▶ Data
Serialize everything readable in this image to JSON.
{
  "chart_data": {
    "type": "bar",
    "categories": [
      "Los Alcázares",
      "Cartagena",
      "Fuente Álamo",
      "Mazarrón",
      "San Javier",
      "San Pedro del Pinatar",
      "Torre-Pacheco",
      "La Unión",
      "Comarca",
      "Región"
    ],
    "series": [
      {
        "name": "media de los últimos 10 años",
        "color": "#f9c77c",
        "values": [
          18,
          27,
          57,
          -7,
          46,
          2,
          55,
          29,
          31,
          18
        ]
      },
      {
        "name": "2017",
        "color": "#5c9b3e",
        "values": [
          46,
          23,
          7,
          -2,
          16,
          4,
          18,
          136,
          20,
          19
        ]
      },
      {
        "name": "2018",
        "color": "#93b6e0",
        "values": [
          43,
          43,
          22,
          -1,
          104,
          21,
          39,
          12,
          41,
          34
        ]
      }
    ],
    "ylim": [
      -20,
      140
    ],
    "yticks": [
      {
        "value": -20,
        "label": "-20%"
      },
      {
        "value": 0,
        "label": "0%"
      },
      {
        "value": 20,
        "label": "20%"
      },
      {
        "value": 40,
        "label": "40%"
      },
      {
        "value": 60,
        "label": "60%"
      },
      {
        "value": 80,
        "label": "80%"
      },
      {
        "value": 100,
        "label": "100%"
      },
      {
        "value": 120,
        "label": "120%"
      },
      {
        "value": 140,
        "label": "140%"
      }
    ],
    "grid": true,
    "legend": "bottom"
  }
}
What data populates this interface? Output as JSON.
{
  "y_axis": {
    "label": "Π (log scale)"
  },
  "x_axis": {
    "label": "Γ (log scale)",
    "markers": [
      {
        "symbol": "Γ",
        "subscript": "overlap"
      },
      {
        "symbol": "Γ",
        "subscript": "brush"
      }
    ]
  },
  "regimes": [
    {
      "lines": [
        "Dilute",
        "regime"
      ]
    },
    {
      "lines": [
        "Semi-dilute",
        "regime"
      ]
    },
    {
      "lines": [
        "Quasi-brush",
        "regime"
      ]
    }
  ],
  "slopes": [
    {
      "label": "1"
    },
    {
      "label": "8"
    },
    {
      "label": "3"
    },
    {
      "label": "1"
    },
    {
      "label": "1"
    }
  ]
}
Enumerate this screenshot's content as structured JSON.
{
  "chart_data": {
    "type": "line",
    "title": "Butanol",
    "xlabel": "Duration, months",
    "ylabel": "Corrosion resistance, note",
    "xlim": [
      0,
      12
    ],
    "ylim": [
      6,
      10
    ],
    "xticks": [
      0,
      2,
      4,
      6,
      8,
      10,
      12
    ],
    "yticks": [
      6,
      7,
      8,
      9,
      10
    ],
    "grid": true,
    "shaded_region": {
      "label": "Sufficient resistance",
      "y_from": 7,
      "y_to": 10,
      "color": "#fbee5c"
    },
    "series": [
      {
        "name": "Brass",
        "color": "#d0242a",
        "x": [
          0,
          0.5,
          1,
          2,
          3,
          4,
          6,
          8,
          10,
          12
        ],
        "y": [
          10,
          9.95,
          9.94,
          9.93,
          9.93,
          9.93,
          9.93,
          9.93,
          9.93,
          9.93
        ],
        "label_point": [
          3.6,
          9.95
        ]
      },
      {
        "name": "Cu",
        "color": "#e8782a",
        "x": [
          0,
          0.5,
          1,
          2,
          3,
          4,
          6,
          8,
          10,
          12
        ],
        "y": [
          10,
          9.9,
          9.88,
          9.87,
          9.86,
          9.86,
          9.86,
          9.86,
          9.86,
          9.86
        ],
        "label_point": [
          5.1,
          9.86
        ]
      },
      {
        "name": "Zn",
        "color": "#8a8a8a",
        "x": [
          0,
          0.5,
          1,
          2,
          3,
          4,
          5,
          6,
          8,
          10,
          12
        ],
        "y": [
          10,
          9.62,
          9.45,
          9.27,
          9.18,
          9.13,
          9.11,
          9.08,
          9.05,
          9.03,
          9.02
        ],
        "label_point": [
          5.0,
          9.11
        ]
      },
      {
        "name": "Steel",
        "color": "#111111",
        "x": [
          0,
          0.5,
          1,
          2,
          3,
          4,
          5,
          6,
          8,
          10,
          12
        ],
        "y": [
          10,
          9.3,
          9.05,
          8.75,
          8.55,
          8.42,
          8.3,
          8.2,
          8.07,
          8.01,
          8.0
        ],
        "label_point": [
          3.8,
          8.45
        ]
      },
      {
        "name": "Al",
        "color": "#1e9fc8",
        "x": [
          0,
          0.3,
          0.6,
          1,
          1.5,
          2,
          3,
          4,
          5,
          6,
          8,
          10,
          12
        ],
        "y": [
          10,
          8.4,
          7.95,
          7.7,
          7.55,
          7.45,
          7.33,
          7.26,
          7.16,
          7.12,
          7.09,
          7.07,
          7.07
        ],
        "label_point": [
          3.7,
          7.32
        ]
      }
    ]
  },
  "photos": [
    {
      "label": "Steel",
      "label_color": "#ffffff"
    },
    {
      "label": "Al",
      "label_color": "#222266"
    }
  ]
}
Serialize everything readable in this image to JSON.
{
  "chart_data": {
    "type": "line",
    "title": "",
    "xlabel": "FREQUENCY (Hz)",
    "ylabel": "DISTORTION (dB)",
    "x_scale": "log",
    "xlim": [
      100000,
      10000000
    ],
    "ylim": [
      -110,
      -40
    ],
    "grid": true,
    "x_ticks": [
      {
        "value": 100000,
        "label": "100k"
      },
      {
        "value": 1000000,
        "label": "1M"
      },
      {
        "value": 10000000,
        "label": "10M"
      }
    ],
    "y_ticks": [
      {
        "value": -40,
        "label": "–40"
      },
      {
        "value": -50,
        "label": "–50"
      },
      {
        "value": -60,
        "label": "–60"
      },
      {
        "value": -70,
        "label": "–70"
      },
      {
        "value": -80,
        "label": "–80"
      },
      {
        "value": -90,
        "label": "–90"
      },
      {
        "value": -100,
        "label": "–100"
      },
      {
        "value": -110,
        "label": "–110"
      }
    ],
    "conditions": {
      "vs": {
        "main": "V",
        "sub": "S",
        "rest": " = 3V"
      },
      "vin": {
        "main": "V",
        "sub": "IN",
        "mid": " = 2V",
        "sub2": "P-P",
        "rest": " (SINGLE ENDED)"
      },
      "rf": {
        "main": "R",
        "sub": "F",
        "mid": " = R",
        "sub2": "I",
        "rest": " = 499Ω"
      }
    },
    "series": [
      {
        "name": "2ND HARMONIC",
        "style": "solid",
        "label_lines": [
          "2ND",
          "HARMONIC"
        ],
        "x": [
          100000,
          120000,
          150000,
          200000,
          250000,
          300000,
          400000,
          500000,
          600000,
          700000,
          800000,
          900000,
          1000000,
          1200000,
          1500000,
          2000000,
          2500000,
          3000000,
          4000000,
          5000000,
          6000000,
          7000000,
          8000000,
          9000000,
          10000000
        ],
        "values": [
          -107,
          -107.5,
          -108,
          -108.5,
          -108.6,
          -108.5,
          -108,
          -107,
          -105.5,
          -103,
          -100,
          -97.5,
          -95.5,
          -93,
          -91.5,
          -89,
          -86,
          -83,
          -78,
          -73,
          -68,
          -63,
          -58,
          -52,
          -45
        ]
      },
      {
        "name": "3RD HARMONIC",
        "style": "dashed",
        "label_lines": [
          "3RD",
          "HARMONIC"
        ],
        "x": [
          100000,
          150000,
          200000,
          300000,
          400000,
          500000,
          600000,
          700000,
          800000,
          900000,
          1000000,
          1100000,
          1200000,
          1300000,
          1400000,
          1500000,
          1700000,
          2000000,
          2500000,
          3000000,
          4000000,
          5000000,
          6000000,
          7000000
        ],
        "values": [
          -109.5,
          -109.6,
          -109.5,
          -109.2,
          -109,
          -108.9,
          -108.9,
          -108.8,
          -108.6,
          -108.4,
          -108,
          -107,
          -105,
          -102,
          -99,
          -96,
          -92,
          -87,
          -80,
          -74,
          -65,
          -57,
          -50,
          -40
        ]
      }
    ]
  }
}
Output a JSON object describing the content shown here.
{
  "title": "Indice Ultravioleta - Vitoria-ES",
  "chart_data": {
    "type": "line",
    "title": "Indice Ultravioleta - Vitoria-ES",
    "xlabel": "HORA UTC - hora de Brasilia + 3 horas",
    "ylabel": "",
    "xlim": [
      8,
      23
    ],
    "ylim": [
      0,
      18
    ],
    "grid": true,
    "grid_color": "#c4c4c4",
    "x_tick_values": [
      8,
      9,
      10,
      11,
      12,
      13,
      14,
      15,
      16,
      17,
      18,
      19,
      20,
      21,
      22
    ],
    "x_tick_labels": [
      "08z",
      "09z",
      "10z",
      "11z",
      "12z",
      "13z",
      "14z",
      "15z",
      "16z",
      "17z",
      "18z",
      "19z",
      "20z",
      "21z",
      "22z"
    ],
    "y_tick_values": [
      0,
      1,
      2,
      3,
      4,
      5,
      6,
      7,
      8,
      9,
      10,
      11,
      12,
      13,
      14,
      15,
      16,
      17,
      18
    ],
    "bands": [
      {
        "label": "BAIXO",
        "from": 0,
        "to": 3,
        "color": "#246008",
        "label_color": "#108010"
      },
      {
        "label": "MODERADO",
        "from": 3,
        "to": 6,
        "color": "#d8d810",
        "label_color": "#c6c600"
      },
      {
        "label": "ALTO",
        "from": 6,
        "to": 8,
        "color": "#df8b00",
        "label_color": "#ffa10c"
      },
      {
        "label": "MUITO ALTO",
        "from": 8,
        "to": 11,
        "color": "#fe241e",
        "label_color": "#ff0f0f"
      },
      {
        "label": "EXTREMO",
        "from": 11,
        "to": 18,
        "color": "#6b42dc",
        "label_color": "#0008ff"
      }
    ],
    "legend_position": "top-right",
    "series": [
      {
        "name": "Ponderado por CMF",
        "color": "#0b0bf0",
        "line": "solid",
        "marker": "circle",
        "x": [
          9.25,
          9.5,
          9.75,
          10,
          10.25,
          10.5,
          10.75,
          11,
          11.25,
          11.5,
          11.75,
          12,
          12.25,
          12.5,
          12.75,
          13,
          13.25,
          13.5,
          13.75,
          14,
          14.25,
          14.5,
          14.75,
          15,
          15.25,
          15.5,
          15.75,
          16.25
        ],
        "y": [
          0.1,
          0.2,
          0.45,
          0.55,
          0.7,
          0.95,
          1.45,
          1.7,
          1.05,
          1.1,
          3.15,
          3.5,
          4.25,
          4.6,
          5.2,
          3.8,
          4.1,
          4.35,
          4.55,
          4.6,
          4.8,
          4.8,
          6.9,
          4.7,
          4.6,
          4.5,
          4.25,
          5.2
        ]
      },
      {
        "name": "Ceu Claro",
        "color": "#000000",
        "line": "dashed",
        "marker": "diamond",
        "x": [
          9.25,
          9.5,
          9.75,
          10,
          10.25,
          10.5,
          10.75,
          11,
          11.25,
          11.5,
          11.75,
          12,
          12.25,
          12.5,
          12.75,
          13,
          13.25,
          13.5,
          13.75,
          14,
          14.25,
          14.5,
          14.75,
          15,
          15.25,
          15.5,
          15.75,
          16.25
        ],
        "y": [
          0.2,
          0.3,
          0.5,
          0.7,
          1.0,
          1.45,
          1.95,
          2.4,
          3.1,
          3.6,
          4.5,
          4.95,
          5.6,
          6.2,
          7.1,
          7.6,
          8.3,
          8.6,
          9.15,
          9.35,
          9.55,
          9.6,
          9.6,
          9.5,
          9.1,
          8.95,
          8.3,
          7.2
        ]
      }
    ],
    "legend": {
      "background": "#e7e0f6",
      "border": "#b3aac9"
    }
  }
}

▶ Task directions
Above are the records. Identify each line that contains the word "Indice".

▶ Solution
  "title": "Indice Ultravioleta - Vitoria-ES",
    "title": "Indice Ultravioleta - Vitoria-ES",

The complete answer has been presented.